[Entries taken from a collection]

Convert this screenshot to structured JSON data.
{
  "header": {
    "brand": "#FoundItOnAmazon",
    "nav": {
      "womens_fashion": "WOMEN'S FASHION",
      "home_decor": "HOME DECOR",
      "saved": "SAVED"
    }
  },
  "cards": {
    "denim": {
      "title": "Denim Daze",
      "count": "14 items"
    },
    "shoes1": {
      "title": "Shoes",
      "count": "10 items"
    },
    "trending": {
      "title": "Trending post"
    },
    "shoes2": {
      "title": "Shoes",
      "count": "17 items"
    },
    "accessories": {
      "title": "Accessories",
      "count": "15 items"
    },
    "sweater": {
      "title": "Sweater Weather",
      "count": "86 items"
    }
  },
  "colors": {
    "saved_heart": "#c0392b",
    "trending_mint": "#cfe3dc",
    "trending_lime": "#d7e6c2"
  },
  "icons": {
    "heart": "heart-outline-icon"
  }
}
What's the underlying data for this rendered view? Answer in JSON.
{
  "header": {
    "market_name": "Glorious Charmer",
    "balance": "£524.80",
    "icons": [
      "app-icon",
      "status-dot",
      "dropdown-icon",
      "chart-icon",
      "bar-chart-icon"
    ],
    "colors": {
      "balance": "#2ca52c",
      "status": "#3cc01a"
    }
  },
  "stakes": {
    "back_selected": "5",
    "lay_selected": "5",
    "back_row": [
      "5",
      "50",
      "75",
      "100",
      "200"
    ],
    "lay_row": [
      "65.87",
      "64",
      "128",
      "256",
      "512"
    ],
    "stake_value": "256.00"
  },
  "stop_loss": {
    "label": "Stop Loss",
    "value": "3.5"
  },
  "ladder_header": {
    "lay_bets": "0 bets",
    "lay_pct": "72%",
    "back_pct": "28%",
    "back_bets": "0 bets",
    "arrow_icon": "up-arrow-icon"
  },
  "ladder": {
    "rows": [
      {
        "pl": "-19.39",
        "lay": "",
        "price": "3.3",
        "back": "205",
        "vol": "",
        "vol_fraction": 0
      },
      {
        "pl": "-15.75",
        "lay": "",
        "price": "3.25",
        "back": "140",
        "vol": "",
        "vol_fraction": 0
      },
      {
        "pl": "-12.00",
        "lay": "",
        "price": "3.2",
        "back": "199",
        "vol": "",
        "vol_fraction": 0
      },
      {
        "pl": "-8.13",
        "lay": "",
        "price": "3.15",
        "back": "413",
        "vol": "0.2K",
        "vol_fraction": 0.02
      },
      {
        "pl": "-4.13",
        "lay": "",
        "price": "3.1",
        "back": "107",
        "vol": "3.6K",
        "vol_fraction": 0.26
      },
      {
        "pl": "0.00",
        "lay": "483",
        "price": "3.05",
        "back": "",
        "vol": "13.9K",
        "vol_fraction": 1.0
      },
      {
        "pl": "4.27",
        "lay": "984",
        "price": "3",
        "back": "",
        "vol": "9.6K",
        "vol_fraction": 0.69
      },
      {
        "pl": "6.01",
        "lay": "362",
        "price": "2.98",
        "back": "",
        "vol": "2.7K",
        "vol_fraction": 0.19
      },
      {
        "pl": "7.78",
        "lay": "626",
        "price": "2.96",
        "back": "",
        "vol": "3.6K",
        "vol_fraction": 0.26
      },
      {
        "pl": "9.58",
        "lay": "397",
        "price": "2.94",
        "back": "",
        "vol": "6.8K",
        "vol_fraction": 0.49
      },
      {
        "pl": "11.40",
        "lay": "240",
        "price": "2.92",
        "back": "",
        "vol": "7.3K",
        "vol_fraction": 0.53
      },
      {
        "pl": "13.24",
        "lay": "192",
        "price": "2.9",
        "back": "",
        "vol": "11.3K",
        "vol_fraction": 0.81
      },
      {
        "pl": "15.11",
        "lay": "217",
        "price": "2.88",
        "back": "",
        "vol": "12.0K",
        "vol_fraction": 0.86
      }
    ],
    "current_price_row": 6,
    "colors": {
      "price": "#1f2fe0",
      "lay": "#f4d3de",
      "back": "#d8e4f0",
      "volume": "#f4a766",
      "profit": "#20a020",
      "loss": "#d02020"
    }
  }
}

SET TASK: In the listing, find every line containing the word "JSON" and list it.

RESULT OF THE TASK:
Convert this screenshot to structured JSON data.
What's the underlying data for this rendered view? Answer in JSON.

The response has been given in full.